Record excerpts
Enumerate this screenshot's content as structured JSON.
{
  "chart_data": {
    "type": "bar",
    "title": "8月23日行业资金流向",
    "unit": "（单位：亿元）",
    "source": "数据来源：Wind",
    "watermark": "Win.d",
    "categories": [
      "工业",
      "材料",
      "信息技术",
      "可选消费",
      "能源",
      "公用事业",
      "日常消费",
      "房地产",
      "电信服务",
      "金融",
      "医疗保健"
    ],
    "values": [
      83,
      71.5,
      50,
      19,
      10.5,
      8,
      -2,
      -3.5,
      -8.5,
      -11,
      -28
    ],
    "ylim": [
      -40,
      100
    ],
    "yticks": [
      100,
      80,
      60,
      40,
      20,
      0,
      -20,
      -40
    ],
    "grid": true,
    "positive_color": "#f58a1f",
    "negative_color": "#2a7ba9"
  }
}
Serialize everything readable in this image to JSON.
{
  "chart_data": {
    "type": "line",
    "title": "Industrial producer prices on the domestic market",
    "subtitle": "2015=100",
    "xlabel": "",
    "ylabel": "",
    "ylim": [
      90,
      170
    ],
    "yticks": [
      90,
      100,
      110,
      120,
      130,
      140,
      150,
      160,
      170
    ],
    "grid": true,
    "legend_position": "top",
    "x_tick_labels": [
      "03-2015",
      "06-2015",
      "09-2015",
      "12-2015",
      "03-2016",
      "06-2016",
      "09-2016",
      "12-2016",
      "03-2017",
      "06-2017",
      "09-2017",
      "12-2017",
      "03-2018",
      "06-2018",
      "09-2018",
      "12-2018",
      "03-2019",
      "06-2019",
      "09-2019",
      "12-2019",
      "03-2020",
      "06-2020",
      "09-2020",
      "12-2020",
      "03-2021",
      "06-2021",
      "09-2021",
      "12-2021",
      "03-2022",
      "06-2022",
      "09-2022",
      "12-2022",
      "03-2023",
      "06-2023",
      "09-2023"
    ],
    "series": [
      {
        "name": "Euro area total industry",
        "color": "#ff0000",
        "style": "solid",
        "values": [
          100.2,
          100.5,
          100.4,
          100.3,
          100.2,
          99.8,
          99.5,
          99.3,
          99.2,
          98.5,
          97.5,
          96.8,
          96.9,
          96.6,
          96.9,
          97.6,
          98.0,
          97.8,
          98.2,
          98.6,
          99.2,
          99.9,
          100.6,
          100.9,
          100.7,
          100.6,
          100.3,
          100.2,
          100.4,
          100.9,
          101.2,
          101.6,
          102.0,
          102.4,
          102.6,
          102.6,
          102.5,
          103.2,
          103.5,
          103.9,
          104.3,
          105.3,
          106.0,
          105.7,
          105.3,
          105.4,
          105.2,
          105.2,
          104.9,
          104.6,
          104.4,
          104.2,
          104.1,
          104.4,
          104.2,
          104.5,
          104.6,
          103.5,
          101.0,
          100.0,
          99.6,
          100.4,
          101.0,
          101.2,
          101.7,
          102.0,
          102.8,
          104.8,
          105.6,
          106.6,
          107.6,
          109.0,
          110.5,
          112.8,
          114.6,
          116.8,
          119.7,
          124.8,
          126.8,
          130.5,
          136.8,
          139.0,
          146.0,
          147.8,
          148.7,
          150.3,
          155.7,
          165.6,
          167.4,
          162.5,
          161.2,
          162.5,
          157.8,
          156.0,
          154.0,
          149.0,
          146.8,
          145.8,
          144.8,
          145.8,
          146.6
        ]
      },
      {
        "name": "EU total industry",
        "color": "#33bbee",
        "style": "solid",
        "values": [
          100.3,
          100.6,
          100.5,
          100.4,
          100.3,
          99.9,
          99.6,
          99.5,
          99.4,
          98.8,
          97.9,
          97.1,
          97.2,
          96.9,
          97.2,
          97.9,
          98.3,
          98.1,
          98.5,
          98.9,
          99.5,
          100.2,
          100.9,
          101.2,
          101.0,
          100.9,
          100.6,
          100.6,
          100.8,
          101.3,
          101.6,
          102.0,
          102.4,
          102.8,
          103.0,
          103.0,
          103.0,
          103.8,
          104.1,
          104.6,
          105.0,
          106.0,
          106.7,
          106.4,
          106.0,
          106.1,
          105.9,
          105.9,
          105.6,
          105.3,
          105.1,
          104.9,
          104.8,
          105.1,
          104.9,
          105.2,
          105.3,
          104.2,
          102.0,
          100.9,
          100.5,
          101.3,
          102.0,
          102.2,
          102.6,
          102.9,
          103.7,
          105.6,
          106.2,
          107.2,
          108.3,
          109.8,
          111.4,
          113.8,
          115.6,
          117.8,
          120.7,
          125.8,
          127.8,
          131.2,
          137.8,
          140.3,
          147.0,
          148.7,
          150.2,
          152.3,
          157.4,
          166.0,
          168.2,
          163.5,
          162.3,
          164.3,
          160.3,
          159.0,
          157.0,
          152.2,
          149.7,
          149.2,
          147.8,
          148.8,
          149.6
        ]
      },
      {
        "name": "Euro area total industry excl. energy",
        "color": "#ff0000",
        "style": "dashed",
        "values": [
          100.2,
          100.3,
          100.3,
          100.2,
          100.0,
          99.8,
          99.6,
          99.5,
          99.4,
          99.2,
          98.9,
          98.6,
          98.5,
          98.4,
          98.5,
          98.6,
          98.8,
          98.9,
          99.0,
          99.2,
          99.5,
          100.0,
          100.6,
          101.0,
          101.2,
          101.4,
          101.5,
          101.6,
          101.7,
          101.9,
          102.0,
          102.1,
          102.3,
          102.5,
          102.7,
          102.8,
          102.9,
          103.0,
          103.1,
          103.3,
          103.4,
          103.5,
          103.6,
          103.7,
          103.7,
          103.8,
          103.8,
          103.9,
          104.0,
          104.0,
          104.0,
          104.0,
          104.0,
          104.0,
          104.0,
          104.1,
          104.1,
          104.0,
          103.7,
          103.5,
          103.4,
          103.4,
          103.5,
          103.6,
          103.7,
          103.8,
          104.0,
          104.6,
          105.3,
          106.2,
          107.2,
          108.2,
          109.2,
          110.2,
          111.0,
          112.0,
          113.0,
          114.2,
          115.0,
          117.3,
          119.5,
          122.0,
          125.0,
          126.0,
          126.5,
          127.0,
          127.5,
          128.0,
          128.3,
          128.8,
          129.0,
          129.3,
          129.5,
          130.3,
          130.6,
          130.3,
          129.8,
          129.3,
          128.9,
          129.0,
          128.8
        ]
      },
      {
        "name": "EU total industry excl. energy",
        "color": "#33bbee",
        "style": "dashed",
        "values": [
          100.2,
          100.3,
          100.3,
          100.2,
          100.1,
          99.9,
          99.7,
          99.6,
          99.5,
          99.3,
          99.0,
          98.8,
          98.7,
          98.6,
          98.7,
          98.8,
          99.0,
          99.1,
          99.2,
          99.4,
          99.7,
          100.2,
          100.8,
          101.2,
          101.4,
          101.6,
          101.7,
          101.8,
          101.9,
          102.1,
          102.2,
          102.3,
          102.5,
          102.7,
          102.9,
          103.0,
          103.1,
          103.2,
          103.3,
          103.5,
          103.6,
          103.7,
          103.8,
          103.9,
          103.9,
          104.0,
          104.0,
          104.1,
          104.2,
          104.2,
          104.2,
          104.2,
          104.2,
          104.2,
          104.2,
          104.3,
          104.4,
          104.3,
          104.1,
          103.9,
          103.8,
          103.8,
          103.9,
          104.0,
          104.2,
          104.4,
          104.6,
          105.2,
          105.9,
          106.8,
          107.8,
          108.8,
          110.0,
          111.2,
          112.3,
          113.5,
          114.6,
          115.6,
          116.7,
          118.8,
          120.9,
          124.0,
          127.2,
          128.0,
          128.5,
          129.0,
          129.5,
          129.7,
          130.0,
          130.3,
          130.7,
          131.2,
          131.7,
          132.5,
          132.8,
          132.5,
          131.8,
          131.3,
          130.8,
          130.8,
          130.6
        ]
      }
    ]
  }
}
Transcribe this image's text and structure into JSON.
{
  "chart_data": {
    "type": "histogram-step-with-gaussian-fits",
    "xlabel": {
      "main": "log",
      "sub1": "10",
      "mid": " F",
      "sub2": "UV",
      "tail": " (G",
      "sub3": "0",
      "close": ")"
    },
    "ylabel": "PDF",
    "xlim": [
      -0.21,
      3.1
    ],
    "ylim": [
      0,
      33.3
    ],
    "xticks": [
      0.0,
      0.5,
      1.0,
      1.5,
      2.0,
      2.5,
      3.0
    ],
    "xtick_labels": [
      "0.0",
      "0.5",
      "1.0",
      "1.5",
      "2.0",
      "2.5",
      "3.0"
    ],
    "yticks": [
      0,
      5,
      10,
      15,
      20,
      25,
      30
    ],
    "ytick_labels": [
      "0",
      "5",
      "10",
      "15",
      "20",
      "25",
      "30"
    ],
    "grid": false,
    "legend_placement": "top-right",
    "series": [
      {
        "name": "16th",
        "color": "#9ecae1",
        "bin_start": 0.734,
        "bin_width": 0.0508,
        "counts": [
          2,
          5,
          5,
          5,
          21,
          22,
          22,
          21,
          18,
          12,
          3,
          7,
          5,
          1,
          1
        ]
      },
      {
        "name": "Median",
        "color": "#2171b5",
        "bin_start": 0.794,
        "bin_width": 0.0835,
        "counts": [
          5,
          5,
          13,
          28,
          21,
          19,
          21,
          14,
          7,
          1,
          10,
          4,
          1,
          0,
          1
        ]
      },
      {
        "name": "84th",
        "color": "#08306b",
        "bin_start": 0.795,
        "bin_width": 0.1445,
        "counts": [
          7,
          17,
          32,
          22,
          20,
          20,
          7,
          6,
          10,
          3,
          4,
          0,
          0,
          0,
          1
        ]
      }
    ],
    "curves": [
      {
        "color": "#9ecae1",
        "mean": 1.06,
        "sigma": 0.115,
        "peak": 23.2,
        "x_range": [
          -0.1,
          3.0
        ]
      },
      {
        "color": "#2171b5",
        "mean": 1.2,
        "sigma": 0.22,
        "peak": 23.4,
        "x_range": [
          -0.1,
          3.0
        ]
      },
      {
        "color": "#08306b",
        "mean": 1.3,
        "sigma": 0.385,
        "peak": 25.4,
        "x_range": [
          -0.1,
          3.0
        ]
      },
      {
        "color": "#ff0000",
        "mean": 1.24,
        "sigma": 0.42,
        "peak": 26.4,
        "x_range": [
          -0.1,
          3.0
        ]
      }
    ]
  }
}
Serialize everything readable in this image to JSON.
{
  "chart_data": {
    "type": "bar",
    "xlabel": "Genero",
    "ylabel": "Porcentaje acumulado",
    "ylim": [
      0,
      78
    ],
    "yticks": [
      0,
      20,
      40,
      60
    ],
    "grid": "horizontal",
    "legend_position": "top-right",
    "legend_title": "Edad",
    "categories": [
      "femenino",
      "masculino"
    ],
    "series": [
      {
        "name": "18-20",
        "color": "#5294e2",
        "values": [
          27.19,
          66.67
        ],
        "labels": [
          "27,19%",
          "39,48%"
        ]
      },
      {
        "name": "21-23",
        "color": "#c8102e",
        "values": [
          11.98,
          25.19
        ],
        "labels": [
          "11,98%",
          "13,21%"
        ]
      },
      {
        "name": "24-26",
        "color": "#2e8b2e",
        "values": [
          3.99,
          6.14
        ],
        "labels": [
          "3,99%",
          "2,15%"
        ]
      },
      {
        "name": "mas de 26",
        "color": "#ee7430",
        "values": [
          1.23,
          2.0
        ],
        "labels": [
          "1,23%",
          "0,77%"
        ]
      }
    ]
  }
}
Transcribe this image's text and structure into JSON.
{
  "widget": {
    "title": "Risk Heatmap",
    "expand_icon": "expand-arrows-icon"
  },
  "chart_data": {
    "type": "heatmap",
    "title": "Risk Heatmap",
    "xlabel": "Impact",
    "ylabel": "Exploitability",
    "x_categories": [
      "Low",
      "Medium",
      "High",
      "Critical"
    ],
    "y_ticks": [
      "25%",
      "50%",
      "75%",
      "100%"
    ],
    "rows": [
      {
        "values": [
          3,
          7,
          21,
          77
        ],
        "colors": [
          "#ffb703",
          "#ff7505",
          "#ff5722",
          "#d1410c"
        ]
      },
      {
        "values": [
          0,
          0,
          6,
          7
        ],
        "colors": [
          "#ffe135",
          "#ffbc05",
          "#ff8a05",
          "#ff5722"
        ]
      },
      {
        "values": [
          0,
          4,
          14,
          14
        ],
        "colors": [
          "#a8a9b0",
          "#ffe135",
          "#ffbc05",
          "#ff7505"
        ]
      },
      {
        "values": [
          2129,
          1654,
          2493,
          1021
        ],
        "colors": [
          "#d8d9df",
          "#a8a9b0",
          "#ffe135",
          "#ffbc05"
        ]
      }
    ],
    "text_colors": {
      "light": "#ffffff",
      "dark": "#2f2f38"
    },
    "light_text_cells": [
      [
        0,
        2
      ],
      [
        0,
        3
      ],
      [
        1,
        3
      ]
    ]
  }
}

Aim of the task
Pull out all lines from the listing that contain the string "total".

Output for this exercise
        "name": "Euro area total industry",
        "name": "EU total industry",
        "name": "Euro area total industry excl. energy",
        "name": "EU total industry excl. energy",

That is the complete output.